BEGIN Material to process
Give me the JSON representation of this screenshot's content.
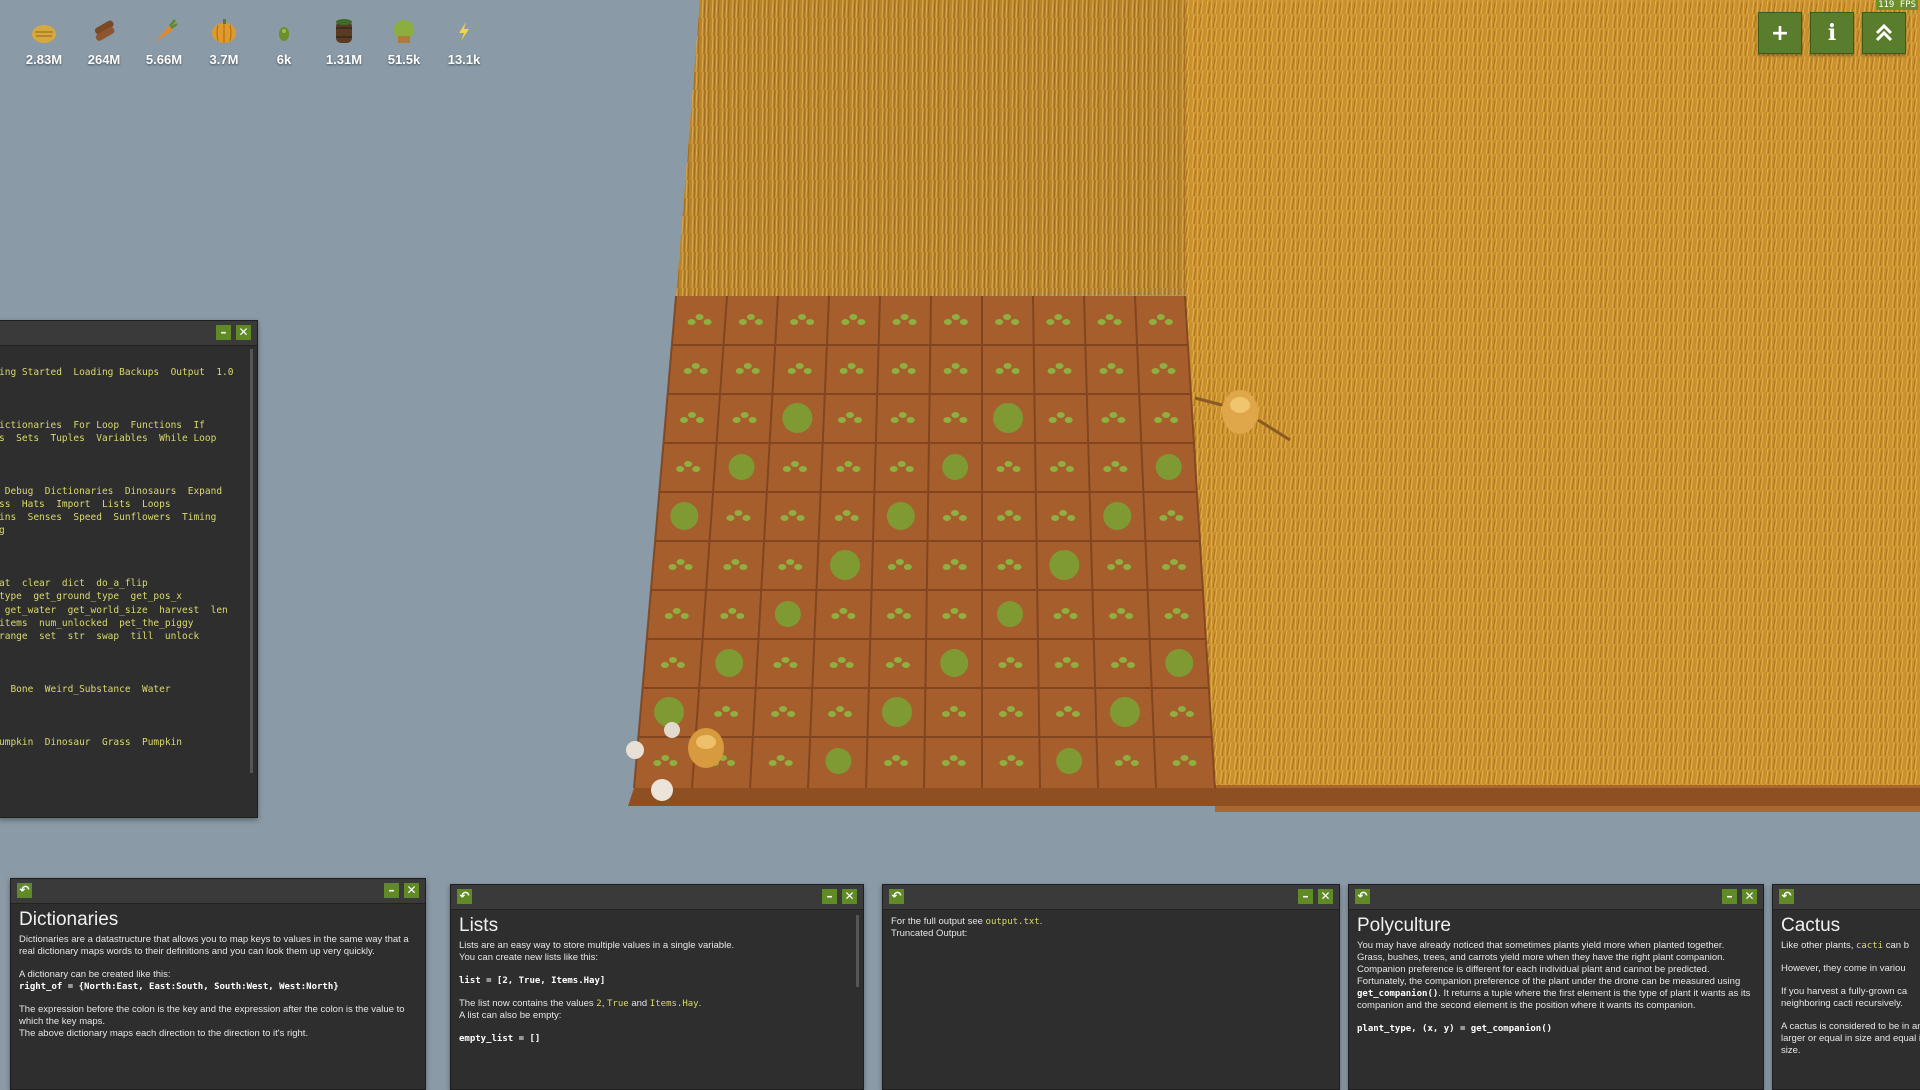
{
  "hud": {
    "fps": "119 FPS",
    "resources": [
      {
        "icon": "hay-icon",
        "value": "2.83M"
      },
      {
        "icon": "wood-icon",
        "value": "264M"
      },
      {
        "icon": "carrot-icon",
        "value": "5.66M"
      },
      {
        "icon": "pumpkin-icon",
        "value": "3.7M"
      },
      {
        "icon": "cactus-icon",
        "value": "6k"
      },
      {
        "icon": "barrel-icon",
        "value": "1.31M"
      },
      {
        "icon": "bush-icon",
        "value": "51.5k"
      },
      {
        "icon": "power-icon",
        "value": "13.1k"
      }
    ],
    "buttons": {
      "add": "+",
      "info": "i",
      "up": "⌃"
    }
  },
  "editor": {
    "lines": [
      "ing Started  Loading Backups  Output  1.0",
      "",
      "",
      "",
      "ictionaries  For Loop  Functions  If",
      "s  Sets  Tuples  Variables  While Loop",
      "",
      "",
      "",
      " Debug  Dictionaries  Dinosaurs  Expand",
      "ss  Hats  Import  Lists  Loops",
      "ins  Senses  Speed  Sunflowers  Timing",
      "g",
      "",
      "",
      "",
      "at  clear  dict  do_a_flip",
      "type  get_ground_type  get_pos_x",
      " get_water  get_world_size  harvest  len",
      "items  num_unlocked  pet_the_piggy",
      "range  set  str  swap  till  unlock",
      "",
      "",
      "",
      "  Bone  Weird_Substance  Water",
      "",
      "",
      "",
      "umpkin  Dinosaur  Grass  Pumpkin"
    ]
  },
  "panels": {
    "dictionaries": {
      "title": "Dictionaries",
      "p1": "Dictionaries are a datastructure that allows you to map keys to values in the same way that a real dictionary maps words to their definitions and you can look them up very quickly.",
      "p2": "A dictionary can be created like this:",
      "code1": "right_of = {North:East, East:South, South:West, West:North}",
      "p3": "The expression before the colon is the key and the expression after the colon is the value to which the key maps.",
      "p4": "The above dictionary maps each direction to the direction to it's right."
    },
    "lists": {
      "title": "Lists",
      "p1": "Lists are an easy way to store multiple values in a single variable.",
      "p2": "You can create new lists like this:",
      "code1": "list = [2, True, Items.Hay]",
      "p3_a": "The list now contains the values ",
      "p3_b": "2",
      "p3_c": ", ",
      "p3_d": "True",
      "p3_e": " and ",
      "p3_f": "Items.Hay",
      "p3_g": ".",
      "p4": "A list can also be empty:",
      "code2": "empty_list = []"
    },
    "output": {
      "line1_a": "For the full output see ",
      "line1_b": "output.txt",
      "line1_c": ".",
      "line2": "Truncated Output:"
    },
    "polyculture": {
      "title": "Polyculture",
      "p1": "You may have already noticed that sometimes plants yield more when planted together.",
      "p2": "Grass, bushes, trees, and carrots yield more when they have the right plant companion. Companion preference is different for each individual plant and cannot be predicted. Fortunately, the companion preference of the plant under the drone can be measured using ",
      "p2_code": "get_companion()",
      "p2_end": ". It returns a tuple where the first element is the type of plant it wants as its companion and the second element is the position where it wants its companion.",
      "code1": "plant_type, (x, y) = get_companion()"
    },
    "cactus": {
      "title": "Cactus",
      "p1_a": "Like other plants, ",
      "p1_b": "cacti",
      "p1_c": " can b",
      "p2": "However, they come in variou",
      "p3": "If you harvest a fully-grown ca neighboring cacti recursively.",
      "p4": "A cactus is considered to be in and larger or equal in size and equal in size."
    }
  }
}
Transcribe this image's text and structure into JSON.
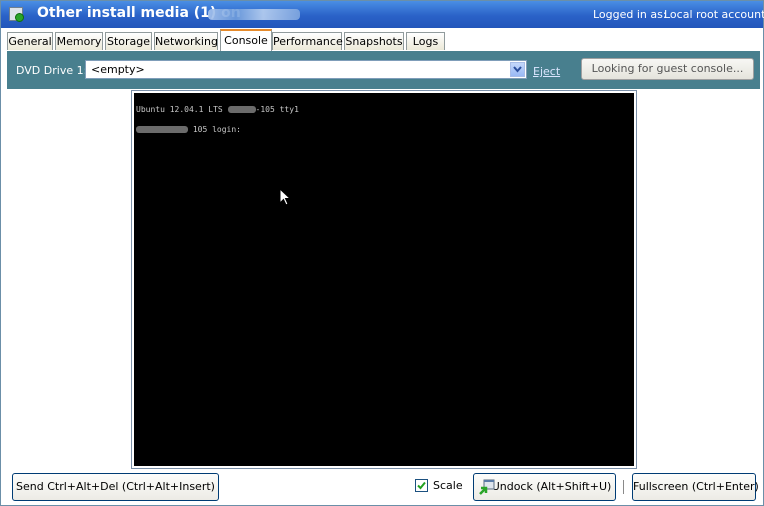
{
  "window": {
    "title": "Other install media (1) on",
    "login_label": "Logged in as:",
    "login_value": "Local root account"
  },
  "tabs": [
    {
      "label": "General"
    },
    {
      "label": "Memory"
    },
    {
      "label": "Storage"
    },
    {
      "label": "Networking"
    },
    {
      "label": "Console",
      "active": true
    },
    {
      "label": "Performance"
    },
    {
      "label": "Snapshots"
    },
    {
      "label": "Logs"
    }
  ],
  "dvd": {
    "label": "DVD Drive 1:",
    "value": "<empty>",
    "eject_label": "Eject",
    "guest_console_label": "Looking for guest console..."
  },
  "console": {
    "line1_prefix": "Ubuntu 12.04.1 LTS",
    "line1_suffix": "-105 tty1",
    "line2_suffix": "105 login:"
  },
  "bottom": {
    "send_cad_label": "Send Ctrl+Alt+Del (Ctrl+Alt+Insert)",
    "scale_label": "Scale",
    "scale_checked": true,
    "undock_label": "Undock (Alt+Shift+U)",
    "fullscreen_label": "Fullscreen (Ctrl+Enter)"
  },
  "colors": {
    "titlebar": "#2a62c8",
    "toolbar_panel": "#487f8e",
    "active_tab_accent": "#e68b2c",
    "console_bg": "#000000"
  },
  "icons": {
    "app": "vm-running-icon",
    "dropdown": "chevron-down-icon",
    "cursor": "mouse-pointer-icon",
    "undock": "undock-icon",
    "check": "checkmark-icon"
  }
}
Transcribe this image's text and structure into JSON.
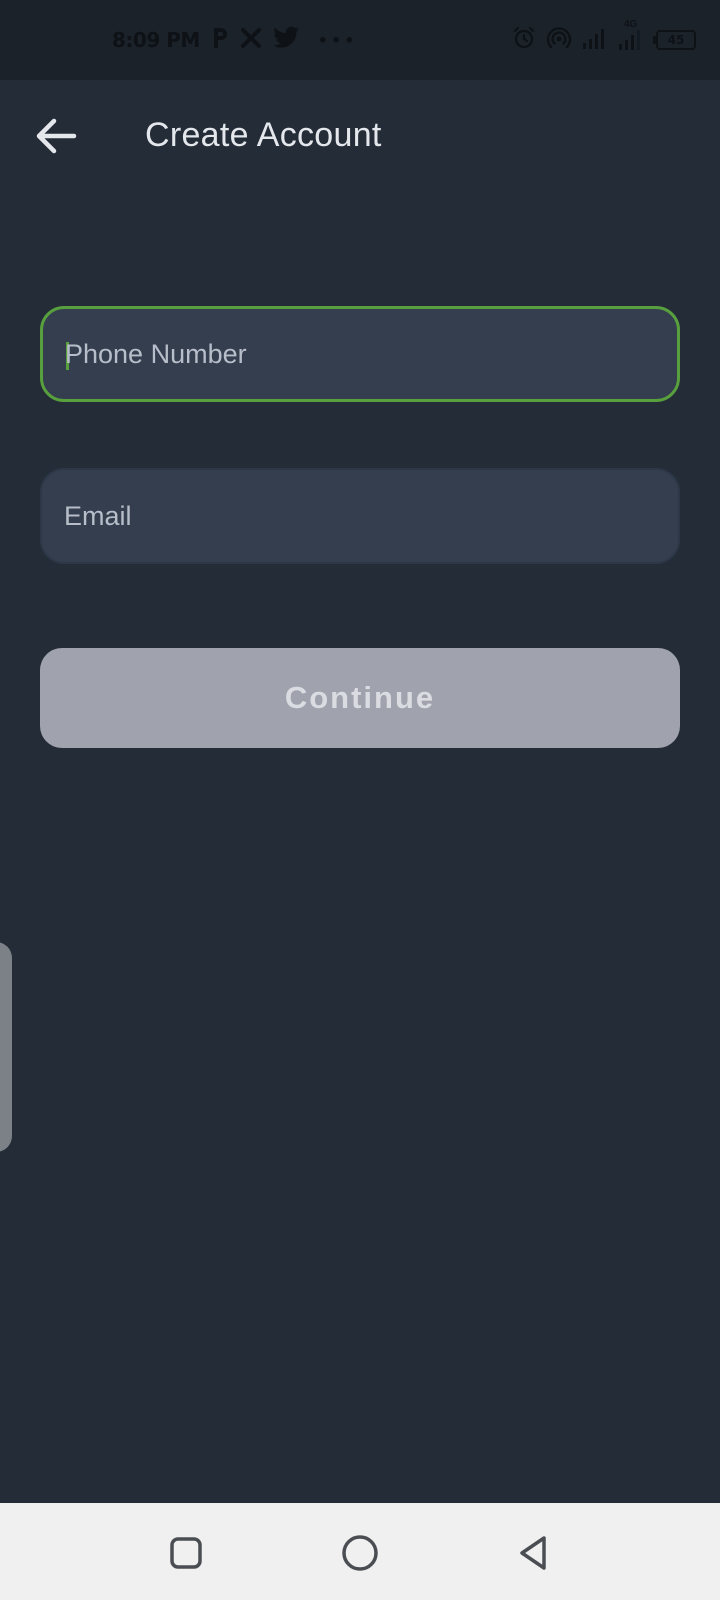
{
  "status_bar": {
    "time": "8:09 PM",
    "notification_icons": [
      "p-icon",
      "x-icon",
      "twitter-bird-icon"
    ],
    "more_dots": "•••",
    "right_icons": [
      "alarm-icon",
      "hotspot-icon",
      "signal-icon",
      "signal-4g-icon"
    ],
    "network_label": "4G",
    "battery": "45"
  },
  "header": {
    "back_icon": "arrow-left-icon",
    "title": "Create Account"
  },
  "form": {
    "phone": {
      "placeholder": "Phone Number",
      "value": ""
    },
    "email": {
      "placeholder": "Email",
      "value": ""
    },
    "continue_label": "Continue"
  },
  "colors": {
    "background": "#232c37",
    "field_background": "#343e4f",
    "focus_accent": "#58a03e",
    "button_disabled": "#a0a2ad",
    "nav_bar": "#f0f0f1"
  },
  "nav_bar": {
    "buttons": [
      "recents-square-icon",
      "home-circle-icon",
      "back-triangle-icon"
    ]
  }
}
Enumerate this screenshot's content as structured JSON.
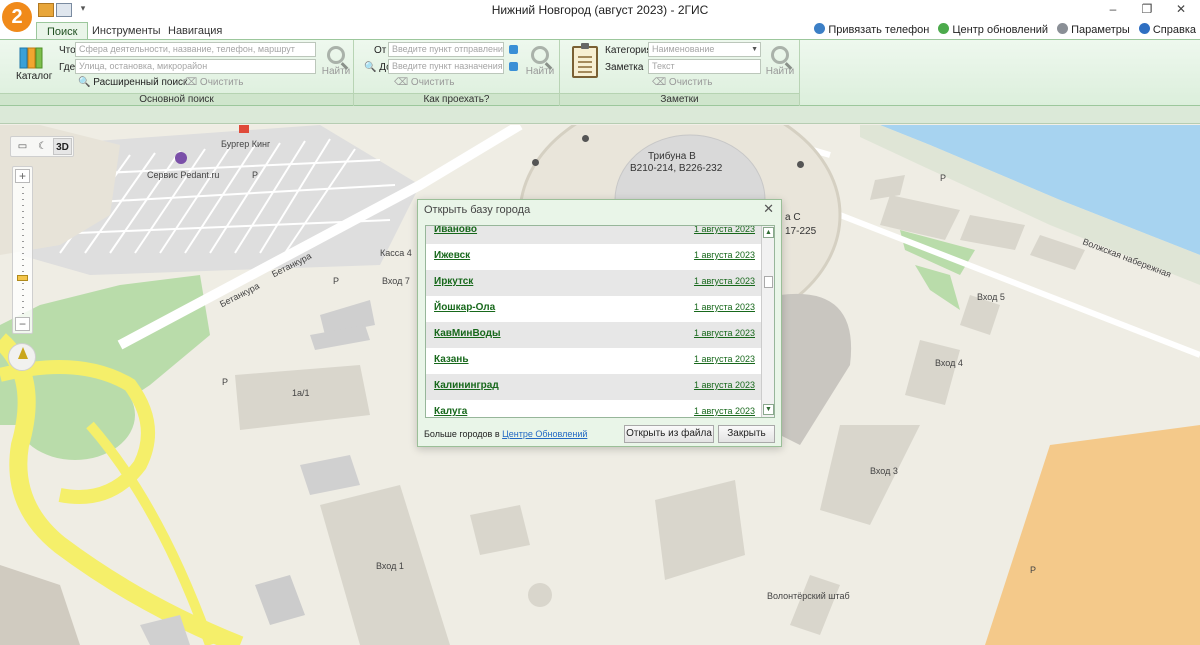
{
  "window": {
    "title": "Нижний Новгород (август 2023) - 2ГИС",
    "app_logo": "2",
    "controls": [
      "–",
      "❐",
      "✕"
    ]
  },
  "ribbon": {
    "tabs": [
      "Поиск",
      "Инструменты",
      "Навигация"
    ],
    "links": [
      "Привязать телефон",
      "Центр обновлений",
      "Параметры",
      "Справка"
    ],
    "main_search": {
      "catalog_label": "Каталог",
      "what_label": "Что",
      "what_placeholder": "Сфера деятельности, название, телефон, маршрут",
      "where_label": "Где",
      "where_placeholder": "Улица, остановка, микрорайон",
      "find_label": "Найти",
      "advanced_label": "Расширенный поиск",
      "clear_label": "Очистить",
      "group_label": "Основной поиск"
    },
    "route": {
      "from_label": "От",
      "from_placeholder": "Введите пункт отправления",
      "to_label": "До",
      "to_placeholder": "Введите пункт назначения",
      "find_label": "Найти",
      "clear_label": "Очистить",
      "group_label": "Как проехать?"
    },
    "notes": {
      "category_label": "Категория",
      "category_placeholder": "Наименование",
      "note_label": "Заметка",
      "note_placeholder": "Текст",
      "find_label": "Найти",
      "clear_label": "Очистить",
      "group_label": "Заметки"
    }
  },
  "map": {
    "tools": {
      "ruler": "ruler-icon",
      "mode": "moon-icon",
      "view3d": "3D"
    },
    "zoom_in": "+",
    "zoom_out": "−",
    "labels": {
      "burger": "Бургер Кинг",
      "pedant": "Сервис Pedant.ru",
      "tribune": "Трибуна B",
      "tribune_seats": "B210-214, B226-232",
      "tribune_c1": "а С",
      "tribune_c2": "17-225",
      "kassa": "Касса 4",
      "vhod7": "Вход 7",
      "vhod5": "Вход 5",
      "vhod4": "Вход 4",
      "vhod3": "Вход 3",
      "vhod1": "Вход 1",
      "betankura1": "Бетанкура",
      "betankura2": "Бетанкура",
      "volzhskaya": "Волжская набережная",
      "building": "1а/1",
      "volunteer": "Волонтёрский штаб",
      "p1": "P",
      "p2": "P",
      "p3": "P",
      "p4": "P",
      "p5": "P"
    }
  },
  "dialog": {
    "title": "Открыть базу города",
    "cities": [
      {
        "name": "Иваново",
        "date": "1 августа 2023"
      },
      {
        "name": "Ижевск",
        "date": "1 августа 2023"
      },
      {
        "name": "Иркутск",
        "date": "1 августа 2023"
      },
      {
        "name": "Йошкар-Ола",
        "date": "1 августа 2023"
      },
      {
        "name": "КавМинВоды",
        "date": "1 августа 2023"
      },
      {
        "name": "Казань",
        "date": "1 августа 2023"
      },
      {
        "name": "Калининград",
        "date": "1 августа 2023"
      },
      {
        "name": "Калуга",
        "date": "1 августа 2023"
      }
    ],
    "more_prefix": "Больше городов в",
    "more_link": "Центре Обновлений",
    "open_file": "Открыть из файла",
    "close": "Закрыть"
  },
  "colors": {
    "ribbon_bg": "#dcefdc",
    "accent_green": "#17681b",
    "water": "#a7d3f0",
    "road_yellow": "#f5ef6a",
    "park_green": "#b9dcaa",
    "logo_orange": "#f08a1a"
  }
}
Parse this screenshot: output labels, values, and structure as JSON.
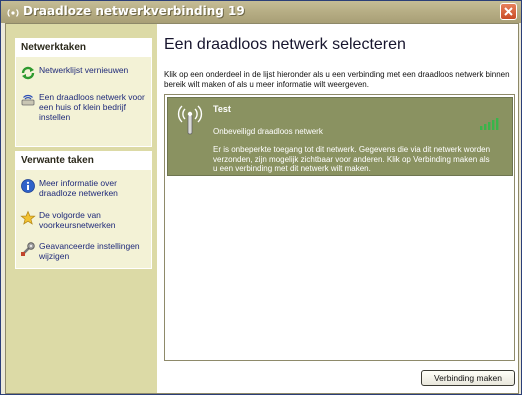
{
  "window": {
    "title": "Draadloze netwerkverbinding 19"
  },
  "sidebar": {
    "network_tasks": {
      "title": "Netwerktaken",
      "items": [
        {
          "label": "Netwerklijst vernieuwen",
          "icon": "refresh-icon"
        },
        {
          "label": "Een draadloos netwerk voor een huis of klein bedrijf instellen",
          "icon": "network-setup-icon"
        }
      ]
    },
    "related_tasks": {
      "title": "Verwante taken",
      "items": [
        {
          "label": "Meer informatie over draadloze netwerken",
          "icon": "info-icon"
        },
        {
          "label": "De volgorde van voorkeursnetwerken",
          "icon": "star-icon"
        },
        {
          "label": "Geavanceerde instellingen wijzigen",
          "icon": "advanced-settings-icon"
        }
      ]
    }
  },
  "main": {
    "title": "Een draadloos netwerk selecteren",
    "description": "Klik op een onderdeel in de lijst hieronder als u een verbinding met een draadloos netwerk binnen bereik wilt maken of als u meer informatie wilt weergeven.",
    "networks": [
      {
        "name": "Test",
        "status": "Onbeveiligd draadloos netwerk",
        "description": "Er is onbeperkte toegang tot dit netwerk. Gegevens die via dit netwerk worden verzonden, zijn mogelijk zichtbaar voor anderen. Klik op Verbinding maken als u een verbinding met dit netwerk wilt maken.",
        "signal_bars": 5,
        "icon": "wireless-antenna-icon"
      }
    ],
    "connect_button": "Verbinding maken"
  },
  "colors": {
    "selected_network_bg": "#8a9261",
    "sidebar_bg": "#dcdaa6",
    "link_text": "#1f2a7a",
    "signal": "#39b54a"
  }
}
END Material to process
### The exercise:
Find the lines holding "name" and list every one.

### Solution to the exercise:
        "name": "Иваново",
        "name": "Ижевск",
        "name": "Иркутск",
        "name": "Йошкар-Ола",
        "name": "КавМинВоды",
        "name": "Казань",
        "name": "Калининград",
        "name": "Калуга",
        "name": "Test",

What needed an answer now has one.